* [Data extract]:
--------------------
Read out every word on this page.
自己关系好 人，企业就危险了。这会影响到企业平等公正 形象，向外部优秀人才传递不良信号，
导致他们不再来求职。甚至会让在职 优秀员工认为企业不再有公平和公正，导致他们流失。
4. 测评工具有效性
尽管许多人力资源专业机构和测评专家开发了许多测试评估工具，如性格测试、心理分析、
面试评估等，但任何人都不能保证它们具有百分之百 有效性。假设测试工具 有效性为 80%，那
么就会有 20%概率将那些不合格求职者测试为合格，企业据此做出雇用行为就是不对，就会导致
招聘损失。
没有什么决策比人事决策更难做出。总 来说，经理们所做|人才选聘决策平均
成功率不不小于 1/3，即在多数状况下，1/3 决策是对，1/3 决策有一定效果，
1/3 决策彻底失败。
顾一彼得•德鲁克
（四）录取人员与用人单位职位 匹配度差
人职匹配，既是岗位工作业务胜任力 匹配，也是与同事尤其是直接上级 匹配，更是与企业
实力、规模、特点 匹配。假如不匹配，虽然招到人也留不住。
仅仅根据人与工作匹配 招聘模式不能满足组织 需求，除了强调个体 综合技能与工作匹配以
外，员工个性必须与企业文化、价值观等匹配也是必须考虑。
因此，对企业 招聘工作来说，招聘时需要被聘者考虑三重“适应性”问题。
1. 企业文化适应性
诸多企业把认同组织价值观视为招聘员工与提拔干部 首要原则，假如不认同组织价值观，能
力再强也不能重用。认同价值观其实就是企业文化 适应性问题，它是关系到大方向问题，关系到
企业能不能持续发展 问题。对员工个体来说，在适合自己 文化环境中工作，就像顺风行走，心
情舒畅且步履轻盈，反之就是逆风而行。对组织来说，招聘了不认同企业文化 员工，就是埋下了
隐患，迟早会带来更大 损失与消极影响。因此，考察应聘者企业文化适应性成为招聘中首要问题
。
--------------------
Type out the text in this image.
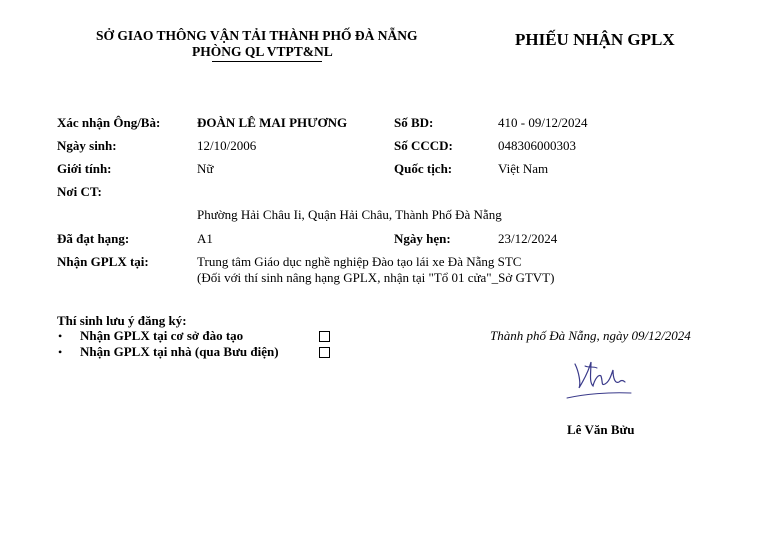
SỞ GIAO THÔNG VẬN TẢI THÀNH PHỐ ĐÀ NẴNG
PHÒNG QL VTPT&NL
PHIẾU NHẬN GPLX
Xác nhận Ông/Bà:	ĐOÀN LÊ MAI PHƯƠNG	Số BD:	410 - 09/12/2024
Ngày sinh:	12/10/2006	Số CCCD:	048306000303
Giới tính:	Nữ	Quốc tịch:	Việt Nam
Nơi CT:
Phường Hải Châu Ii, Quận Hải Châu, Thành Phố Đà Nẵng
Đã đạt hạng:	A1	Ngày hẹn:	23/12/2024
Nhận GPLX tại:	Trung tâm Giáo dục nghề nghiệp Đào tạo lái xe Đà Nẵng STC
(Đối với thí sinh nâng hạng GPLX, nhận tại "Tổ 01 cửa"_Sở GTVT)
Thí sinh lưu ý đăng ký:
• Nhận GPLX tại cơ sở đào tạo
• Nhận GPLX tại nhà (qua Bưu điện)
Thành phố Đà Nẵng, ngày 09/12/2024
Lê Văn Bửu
--------------------
* [Exercise prompt]: In the entries above, some lines may contain the string "sinh"; report how many, without additional comment.

* [Problem solution]: 3